[Items from a figure collection]
☆ ☆ ☆
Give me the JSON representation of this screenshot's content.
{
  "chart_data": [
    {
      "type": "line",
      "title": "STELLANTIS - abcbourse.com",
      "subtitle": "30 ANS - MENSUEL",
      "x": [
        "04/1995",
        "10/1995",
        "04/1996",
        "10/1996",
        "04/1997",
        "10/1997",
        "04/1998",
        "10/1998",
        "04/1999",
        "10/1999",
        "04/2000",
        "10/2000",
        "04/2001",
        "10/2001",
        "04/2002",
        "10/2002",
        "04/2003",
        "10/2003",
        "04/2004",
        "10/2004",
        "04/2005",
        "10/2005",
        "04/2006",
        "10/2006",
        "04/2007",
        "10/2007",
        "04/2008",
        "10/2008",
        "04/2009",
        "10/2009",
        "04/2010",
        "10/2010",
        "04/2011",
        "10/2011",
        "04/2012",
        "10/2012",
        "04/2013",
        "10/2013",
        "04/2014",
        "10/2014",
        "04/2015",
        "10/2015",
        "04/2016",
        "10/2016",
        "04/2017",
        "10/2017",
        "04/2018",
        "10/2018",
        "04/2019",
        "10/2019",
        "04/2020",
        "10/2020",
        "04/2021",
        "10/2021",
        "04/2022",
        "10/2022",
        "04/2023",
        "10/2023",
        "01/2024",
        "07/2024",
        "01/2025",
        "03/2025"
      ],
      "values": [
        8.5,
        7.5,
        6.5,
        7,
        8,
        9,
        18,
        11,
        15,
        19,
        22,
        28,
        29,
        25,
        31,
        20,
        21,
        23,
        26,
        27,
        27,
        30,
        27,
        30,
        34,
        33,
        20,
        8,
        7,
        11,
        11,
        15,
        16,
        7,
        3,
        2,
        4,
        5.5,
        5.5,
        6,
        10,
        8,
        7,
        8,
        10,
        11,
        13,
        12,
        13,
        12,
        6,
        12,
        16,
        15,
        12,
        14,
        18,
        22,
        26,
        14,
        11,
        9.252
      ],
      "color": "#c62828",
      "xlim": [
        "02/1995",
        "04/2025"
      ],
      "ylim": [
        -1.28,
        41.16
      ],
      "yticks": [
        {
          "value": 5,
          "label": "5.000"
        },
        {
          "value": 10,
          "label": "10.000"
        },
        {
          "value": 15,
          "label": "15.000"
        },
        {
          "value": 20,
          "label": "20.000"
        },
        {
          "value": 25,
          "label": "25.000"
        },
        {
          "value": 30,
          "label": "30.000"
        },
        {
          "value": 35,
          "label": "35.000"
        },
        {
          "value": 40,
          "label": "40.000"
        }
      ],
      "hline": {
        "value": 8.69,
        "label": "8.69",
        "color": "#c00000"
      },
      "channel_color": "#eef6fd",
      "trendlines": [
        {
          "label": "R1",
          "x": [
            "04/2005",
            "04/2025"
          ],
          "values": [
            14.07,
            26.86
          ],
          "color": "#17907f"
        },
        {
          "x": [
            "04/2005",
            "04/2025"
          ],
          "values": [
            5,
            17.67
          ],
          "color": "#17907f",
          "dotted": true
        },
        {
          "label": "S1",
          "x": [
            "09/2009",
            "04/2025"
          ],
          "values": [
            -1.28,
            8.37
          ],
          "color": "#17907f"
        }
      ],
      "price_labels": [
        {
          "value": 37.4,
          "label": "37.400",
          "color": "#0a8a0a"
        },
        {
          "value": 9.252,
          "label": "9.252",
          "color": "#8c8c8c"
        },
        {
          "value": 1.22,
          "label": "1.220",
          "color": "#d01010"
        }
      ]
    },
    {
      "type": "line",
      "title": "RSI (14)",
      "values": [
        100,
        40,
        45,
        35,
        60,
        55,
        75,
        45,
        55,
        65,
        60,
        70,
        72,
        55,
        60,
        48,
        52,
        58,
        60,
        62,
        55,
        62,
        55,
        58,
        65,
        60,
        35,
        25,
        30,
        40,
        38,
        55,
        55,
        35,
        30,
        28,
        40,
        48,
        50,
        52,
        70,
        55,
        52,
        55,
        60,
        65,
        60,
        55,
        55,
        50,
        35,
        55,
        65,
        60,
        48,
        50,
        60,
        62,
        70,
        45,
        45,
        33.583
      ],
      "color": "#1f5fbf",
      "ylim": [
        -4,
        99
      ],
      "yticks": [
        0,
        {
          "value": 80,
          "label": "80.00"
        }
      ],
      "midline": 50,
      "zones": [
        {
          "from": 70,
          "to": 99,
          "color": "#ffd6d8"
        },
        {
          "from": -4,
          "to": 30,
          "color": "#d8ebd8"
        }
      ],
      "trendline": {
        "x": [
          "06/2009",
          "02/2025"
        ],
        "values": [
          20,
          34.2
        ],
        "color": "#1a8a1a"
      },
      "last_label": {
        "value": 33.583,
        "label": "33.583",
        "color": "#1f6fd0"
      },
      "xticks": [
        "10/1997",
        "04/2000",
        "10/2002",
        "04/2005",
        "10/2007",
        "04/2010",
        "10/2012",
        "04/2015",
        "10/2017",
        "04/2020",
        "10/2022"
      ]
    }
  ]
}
☆ ☆ ☆
* [EXERCISE DIRECTIONS]
Here, the records must be output exactly and in full.

* [EXERCISE RESPONSE]
Give me the JSON representation of this screenshot's content.
{
  "chart_data": [
    {
      "type": "line",
      "title": "STELLANTIS - abcbourse.com",
      "subtitle": "30 ANS - MENSUEL",
      "x": [
        "04/1995",
        "10/1995",
        "04/1996",
        "10/1996",
        "04/1997",
        "10/1997",
        "04/1998",
        "10/1998",
        "04/1999",
        "10/1999",
        "04/2000",
        "10/2000",
        "04/2001",
        "10/2001",
        "04/2002",
        "10/2002",
        "04/2003",
        "10/2003",
        "04/2004",
        "10/2004",
        "04/2005",
        "10/2005",
        "04/2006",
        "10/2006",
        "04/2007",
        "10/2007",
        "04/2008",
        "10/2008",
        "04/2009",
        "10/2009",
        "04/2010",
        "10/2010",
        "04/2011",
        "10/2011",
        "04/2012",
        "10/2012",
        "04/2013",
        "10/2013",
        "04/2014",
        "10/2014",
        "04/2015",
        "10/2015",
        "04/2016",
        "10/2016",
        "04/2017",
        "10/2017",
        "04/2018",
        "10/2018",
        "04/2019",
        "10/2019",
        "04/2020",
        "10/2020",
        "04/2021",
        "10/2021",
        "04/2022",
        "10/2022",
        "04/2023",
        "10/2023",
        "01/2024",
        "07/2024",
        "01/2025",
        "03/2025"
      ],
      "values": [
        8.5,
        7.5,
        6.5,
        7,
        8,
        9,
        18,
        11,
        15,
        19,
        22,
        28,
        29,
        25,
        31,
        20,
        21,
        23,
        26,
        27,
        27,
        30,
        27,
        30,
        34,
        33,
        20,
        8,
        7,
        11,
        11,
        15,
        16,
        7,
        3,
        2,
        4,
        5.5,
        5.5,
        6,
        10,
        8,
        7,
        8,
        10,
        11,
        13,
        12,
        13,
        12,
        6,
        12,
        16,
        15,
        12,
        14,
        18,
        22,
        26,
        14,
        11,
        9.252
      ],
      "color": "#c62828",
      "xlim": [
        "02/1995",
        "04/2025"
      ],
      "ylim": [
        -1.28,
        41.16
      ],
      "yticks": [
        {
          "value": 5,
          "label": "5.000"
        },
        {
          "value": 10,
          "label": "10.000"
        },
        {
          "value": 15,
          "label": "15.000"
        },
        {
          "value": 20,
          "label": "20.000"
        },
        {
          "value": 25,
          "label": "25.000"
        },
        {
          "value": 30,
          "label": "30.000"
        },
        {
          "value": 35,
          "label": "35.000"
        },
        {
          "value": 40,
          "label": "40.000"
        }
      ],
      "hline": {
        "value": 8.69,
        "label": "8.69",
        "color": "#c00000"
      },
      "channel_color": "#eef6fd",
      "trendlines": [
        {
          "label": "R1",
          "x": [
            "04/2005",
            "04/2025"
          ],
          "values": [
            14.07,
            26.86
          ],
          "color": "#17907f"
        },
        {
          "x": [
            "04/2005",
            "04/2025"
          ],
          "values": [
            5,
            17.67
          ],
          "color": "#17907f",
          "dotted": true
        },
        {
          "label": "S1",
          "x": [
            "09/2009",
            "04/2025"
          ],
          "values": [
            -1.28,
            8.37
          ],
          "color": "#17907f"
        }
      ],
      "price_labels": [
        {
          "value": 37.4,
          "label": "37.400",
          "color": "#0a8a0a"
        },
        {
          "value": 9.252,
          "label": "9.252",
          "color": "#8c8c8c"
        },
        {
          "value": 1.22,
          "label": "1.220",
          "color": "#d01010"
        }
      ]
    },
    {
      "type": "line",
      "title": "RSI (14)",
      "values": [
        100,
        40,
        45,
        35,
        60,
        55,
        75,
        45,
        55,
        65,
        60,
        70,
        72,
        55,
        60,
        48,
        52,
        58,
        60,
        62,
        55,
        62,
        55,
        58,
        65,
        60,
        35,
        25,
        30,
        40,
        38,
        55,
        55,
        35,
        30,
        28,
        40,
        48,
        50,
        52,
        70,
        55,
        52,
        55,
        60,
        65,
        60,
        55,
        55,
        50,
        35,
        55,
        65,
        60,
        48,
        50,
        60,
        62,
        70,
        45,
        45,
        33.583
      ],
      "color": "#1f5fbf",
      "ylim": [
        -4,
        99
      ],
      "yticks": [
        0,
        {
          "value": 80,
          "label": "80.00"
        }
      ],
      "midline": 50,
      "zones": [
        {
          "from": 70,
          "to": 99,
          "color": "#ffd6d8"
        },
        {
          "from": -4,
          "to": 30,
          "color": "#d8ebd8"
        }
      ],
      "trendline": {
        "x": [
          "06/2009",
          "02/2025"
        ],
        "values": [
          20,
          34.2
        ],
        "color": "#1a8a1a"
      },
      "last_label": {
        "value": 33.583,
        "label": "33.583",
        "color": "#1f6fd0"
      },
      "xticks": [
        "10/1997",
        "04/2000",
        "10/2002",
        "04/2005",
        "10/2007",
        "04/2010",
        "10/2012",
        "04/2015",
        "10/2017",
        "04/2020",
        "10/2022"
      ]
    }
  ]
}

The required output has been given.